## Data lines:
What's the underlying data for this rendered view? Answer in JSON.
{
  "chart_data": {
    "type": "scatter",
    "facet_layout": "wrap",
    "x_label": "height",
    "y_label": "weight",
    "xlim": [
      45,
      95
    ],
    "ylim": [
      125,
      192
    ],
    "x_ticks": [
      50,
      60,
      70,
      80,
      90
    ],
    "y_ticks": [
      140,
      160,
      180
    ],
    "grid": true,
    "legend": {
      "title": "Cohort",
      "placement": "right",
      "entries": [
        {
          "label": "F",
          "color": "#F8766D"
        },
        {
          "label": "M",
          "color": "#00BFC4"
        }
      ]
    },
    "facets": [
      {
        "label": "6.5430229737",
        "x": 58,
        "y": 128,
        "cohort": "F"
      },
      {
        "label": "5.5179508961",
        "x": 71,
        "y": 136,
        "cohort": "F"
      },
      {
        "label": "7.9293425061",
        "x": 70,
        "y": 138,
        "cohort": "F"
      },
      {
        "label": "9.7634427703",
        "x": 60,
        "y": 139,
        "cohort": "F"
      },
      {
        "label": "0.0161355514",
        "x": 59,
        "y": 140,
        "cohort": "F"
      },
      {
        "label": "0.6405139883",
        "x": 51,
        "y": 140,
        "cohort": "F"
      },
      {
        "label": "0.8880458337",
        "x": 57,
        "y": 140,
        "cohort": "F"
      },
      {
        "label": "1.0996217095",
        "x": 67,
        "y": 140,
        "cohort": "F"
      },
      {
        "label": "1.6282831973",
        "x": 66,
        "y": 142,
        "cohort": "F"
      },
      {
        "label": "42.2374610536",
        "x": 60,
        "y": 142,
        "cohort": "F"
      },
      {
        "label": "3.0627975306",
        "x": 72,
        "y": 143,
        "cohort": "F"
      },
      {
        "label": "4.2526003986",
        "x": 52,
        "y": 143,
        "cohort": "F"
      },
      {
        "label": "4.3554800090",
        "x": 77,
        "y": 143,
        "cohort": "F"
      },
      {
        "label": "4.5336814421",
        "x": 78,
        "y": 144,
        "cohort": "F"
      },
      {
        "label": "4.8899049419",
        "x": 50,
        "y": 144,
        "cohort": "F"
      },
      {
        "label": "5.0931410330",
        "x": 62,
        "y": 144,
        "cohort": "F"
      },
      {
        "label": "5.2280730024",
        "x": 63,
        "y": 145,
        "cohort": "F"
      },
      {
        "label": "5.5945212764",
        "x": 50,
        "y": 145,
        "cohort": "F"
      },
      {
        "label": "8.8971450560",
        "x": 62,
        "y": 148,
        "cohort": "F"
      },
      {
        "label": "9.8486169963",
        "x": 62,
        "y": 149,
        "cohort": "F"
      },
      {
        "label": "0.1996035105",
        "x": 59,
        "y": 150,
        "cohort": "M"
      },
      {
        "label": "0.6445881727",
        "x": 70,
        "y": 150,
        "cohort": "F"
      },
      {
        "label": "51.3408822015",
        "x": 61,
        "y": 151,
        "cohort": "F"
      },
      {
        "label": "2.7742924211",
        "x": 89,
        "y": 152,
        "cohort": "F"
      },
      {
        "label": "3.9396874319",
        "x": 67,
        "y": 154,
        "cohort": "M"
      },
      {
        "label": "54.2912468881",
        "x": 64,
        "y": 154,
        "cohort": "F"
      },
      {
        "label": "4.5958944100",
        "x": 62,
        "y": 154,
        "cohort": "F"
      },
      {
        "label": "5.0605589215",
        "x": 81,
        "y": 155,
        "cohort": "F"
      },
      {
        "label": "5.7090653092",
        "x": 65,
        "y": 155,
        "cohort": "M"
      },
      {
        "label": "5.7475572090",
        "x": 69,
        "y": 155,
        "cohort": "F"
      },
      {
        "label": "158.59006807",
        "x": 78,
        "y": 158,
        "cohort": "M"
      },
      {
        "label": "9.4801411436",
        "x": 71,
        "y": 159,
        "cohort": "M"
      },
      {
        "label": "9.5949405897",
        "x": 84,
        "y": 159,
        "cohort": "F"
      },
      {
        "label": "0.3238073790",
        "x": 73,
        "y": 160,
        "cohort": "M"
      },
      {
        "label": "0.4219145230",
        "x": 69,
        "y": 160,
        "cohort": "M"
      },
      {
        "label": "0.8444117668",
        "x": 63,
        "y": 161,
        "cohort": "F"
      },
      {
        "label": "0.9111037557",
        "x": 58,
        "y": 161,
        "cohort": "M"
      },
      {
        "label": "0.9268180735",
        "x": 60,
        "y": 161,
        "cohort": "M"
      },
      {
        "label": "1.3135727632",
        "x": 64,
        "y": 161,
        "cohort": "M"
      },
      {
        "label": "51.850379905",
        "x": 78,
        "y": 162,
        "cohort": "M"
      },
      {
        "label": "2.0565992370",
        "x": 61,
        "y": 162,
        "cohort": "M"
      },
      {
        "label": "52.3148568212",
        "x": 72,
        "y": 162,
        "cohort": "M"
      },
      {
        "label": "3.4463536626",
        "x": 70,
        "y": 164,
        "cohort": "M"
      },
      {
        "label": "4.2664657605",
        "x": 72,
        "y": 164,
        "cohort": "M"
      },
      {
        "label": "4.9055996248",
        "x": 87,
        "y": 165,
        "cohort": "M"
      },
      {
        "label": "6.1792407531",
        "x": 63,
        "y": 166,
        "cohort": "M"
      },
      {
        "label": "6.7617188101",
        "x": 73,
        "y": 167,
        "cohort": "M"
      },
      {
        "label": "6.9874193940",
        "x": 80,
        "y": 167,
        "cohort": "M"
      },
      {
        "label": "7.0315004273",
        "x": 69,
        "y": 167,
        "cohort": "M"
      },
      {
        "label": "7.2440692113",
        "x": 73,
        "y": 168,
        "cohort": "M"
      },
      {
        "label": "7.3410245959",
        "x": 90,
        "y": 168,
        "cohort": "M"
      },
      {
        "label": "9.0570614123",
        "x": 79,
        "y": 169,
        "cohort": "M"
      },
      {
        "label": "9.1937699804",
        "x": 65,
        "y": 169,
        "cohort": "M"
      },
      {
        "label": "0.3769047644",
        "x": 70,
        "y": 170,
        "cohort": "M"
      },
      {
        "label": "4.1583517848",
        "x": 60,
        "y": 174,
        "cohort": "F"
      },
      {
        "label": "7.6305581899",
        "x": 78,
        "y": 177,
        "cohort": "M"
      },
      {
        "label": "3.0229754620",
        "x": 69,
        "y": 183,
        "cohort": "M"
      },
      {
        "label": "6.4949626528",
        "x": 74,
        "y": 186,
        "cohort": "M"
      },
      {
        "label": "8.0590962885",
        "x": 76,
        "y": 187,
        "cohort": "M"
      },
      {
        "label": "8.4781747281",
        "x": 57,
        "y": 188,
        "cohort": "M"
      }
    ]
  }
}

## Task description:
Set down the entries above again, word for word.

## Right answer:
What's the underlying data for this rendered view? Answer in JSON.
{
  "chart_data": {
    "type": "scatter",
    "facet_layout": "wrap",
    "x_label": "height",
    "y_label": "weight",
    "xlim": [
      45,
      95
    ],
    "ylim": [
      125,
      192
    ],
    "x_ticks": [
      50,
      60,
      70,
      80,
      90
    ],
    "y_ticks": [
      140,
      160,
      180
    ],
    "grid": true,
    "legend": {
      "title": "Cohort",
      "placement": "right",
      "entries": [
        {
          "label": "F",
          "color": "#F8766D"
        },
        {
          "label": "M",
          "color": "#00BFC4"
        }
      ]
    },
    "facets": [
      {
        "label": "6.5430229737",
        "x": 58,
        "y": 128,
        "cohort": "F"
      },
      {
        "label": "5.5179508961",
        "x": 71,
        "y": 136,
        "cohort": "F"
      },
      {
        "label": "7.9293425061",
        "x": 70,
        "y": 138,
        "cohort": "F"
      },
      {
        "label": "9.7634427703",
        "x": 60,
        "y": 139,
        "cohort": "F"
      },
      {
        "label": "0.0161355514",
        "x": 59,
        "y": 140,
        "cohort": "F"
      },
      {
        "label": "0.6405139883",
        "x": 51,
        "y": 140,
        "cohort": "F"
      },
      {
        "label": "0.8880458337",
        "x": 57,
        "y": 140,
        "cohort": "F"
      },
      {
        "label": "1.0996217095",
        "x": 67,
        "y": 140,
        "cohort": "F"
      },
      {
        "label": "1.6282831973",
        "x": 66,
        "y": 142,
        "cohort": "F"
      },
      {
        "label": "42.2374610536",
        "x": 60,
        "y": 142,
        "cohort": "F"
      },
      {
        "label": "3.0627975306",
        "x": 72,
        "y": 143,
        "cohort": "F"
      },
      {
        "label": "4.2526003986",
        "x": 52,
        "y": 143,
        "cohort": "F"
      },
      {
        "label": "4.3554800090",
        "x": 77,
        "y": 143,
        "cohort": "F"
      },
      {
        "label": "4.5336814421",
        "x": 78,
        "y": 144,
        "cohort": "F"
      },
      {
        "label": "4.8899049419",
        "x": 50,
        "y": 144,
        "cohort": "F"
      },
      {
        "label": "5.0931410330",
        "x": 62,
        "y": 144,
        "cohort": "F"
      },
      {
        "label": "5.2280730024",
        "x": 63,
        "y": 145,
        "cohort": "F"
      },
      {
        "label": "5.5945212764",
        "x": 50,
        "y": 145,
        "cohort": "F"
      },
      {
        "label": "8.8971450560",
        "x": 62,
        "y": 148,
        "cohort": "F"
      },
      {
        "label": "9.8486169963",
        "x": 62,
        "y": 149,
        "cohort": "F"
      },
      {
        "label": "0.1996035105",
        "x": 59,
        "y": 150,
        "cohort": "M"
      },
      {
        "label": "0.6445881727",
        "x": 70,
        "y": 150,
        "cohort": "F"
      },
      {
        "label": "51.3408822015",
        "x": 61,
        "y": 151,
        "cohort": "F"
      },
      {
        "label": "2.7742924211",
        "x": 89,
        "y": 152,
        "cohort": "F"
      },
      {
        "label": "3.9396874319",
        "x": 67,
        "y": 154,
        "cohort": "M"
      },
      {
        "label": "54.2912468881",
        "x": 64,
        "y": 154,
        "cohort": "F"
      },
      {
        "label": "4.5958944100",
        "x": 62,
        "y": 154,
        "cohort": "F"
      },
      {
        "label": "5.0605589215",
        "x": 81,
        "y": 155,
        "cohort": "F"
      },
      {
        "label": "5.7090653092",
        "x": 65,
        "y": 155,
        "cohort": "M"
      },
      {
        "label": "5.7475572090",
        "x": 69,
        "y": 155,
        "cohort": "F"
      },
      {
        "label": "158.59006807",
        "x": 78,
        "y": 158,
        "cohort": "M"
      },
      {
        "label": "9.4801411436",
        "x": 71,
        "y": 159,
        "cohort": "M"
      },
      {
        "label": "9.5949405897",
        "x": 84,
        "y": 159,
        "cohort": "F"
      },
      {
        "label": "0.3238073790",
        "x": 73,
        "y": 160,
        "cohort": "M"
      },
      {
        "label": "0.4219145230",
        "x": 69,
        "y": 160,
        "cohort": "M"
      },
      {
        "label": "0.8444117668",
        "x": 63,
        "y": 161,
        "cohort": "F"
      },
      {
        "label": "0.9111037557",
        "x": 58,
        "y": 161,
        "cohort": "M"
      },
      {
        "label": "0.9268180735",
        "x": 60,
        "y": 161,
        "cohort": "M"
      },
      {
        "label": "1.3135727632",
        "x": 64,
        "y": 161,
        "cohort": "M"
      },
      {
        "label": "51.850379905",
        "x": 78,
        "y": 162,
        "cohort": "M"
      },
      {
        "label": "2.0565992370",
        "x": 61,
        "y": 162,
        "cohort": "M"
      },
      {
        "label": "52.3148568212",
        "x": 72,
        "y": 162,
        "cohort": "M"
      },
      {
        "label": "3.4463536626",
        "x": 70,
        "y": 164,
        "cohort": "M"
      },
      {
        "label": "4.2664657605",
        "x": 72,
        "y": 164,
        "cohort": "M"
      },
      {
        "label": "4.9055996248",
        "x": 87,
        "y": 165,
        "cohort": "M"
      },
      {
        "label": "6.1792407531",
        "x": 63,
        "y": 166,
        "cohort": "M"
      },
      {
        "label": "6.7617188101",
        "x": 73,
        "y": 167,
        "cohort": "M"
      },
      {
        "label": "6.9874193940",
        "x": 80,
        "y": 167,
        "cohort": "M"
      },
      {
        "label": "7.0315004273",
        "x": 69,
        "y": 167,
        "cohort": "M"
      },
      {
        "label": "7.2440692113",
        "x": 73,
        "y": 168,
        "cohort": "M"
      },
      {
        "label": "7.3410245959",
        "x": 90,
        "y": 168,
        "cohort": "M"
      },
      {
        "label": "9.0570614123",
        "x": 79,
        "y": 169,
        "cohort": "M"
      },
      {
        "label": "9.1937699804",
        "x": 65,
        "y": 169,
        "cohort": "M"
      },
      {
        "label": "0.3769047644",
        "x": 70,
        "y": 170,
        "cohort": "M"
      },
      {
        "label": "4.1583517848",
        "x": 60,
        "y": 174,
        "cohort": "F"
      },
      {
        "label": "7.6305581899",
        "x": 78,
        "y": 177,
        "cohort": "M"
      },
      {
        "label": "3.0229754620",
        "x": 69,
        "y": 183,
        "cohort": "M"
      },
      {
        "label": "6.4949626528",
        "x": 74,
        "y": 186,
        "cohort": "M"
      },
      {
        "label": "8.0590962885",
        "x": 76,
        "y": 187,
        "cohort": "M"
      },
      {
        "label": "8.4781747281",
        "x": 57,
        "y": 188,
        "cohort": "M"
      }
    ]
  }
}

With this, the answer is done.